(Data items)
<<<<

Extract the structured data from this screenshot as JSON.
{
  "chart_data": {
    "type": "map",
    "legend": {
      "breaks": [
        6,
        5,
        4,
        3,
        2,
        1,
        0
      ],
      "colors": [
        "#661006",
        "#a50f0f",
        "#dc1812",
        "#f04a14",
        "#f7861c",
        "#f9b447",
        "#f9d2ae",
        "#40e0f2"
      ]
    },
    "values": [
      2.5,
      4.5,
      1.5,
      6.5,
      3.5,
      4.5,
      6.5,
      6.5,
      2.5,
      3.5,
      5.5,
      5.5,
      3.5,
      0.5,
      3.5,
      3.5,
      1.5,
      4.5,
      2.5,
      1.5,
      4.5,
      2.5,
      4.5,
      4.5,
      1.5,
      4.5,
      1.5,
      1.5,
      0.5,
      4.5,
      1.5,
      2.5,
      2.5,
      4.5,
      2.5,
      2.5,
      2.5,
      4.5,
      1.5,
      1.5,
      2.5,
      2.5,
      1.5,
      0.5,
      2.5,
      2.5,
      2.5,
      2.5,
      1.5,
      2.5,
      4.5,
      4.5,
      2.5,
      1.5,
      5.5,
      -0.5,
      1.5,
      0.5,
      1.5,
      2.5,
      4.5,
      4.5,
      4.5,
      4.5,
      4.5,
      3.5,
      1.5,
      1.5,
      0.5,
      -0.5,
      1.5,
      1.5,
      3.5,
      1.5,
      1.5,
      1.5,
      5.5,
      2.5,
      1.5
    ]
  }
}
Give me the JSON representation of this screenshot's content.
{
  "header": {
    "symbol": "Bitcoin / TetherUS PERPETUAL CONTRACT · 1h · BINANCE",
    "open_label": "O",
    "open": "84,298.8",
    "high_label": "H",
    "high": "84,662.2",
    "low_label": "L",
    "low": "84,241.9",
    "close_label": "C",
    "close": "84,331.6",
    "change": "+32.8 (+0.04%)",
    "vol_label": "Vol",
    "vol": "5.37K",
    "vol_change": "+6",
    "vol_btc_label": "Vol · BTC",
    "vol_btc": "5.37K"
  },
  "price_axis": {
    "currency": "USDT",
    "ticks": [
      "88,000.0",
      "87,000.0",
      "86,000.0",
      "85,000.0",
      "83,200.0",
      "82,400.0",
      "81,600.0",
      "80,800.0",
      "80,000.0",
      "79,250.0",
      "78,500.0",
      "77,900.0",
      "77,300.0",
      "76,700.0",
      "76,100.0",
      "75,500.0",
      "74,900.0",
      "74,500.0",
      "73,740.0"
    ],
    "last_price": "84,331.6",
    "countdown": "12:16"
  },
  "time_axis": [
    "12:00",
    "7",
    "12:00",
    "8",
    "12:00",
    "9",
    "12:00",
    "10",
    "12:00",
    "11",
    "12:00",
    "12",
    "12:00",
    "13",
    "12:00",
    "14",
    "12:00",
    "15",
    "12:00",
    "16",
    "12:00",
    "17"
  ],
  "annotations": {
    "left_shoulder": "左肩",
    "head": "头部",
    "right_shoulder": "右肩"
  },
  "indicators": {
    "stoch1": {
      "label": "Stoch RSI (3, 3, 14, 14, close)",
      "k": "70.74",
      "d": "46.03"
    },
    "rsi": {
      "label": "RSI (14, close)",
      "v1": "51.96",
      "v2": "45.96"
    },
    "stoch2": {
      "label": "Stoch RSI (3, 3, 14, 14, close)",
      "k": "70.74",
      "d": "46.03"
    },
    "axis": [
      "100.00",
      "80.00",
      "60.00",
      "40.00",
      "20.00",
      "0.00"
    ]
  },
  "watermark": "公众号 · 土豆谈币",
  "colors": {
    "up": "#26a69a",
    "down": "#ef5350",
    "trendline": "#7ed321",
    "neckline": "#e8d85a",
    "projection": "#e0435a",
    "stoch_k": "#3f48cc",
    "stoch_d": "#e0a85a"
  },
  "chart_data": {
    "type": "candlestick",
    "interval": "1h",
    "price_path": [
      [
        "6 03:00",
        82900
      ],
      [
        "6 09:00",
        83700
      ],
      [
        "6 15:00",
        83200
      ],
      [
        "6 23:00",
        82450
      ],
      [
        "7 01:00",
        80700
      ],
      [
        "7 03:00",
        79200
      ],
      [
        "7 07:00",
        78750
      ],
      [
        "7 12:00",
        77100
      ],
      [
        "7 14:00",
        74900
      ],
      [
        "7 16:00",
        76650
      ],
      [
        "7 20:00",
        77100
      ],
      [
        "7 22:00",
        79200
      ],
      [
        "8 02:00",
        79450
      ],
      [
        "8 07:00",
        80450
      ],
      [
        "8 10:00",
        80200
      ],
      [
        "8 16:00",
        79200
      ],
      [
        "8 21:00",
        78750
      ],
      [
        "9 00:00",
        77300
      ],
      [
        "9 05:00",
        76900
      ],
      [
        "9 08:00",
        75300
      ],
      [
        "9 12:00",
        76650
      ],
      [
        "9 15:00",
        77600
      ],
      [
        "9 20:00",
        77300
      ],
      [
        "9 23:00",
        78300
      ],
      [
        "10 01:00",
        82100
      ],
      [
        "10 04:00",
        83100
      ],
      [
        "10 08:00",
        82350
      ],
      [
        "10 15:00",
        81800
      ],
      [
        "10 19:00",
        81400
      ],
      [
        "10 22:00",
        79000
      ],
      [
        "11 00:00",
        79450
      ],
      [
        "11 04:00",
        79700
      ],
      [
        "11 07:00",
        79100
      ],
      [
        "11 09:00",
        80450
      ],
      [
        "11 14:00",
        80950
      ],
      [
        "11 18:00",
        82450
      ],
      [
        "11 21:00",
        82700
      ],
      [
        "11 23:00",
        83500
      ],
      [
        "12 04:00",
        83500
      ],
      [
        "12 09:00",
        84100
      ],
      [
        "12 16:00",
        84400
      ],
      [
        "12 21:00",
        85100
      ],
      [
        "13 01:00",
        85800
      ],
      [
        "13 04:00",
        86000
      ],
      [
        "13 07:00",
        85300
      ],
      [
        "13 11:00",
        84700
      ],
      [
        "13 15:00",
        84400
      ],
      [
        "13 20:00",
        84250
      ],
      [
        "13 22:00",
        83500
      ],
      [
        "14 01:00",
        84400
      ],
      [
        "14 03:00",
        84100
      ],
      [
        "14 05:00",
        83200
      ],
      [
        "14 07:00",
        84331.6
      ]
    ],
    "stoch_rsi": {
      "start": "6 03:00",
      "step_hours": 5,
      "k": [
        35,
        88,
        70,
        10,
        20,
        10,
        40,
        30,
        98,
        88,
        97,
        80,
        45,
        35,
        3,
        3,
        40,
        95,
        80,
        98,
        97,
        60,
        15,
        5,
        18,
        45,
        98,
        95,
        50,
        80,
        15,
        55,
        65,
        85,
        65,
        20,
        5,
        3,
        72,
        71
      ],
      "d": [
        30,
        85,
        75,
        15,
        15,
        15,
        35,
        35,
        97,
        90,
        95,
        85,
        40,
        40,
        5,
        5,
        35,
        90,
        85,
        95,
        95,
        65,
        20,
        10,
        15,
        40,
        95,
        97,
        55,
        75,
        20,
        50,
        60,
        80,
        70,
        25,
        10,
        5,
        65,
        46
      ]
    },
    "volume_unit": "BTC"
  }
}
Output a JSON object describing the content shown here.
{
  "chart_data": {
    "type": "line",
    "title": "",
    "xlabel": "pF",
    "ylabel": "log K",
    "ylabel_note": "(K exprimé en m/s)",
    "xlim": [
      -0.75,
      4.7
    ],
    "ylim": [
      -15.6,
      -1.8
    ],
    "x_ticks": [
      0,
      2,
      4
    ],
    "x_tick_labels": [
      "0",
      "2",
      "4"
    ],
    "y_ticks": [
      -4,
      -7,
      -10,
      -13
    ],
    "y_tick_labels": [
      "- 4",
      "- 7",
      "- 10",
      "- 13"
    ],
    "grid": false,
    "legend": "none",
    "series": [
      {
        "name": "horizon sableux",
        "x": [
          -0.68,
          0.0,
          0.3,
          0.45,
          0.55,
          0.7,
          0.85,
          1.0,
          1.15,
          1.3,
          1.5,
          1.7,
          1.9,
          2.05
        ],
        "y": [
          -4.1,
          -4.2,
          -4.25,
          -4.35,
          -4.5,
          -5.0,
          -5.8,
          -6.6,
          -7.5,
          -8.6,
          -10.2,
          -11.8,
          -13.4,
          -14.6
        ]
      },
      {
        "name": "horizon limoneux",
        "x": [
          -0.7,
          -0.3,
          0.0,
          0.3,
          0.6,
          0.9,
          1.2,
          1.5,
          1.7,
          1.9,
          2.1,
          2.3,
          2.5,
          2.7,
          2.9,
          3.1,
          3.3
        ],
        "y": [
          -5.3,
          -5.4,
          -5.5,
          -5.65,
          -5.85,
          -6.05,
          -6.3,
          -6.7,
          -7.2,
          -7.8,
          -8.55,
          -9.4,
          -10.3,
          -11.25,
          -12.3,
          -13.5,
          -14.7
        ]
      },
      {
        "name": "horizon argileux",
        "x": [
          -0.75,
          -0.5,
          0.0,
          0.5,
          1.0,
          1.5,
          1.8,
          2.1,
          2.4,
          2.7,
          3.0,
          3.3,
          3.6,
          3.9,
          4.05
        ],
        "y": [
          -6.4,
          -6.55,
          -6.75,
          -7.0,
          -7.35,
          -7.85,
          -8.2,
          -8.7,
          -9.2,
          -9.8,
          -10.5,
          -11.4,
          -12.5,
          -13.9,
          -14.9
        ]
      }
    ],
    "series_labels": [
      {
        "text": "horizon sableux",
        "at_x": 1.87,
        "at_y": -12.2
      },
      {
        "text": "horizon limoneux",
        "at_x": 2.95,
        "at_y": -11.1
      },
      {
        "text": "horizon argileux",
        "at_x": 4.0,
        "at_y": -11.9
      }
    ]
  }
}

>>>>

**Short exercise**
Lines containing the word "this" are to be counted in the listing; state their number alone.

**Worked answer**
2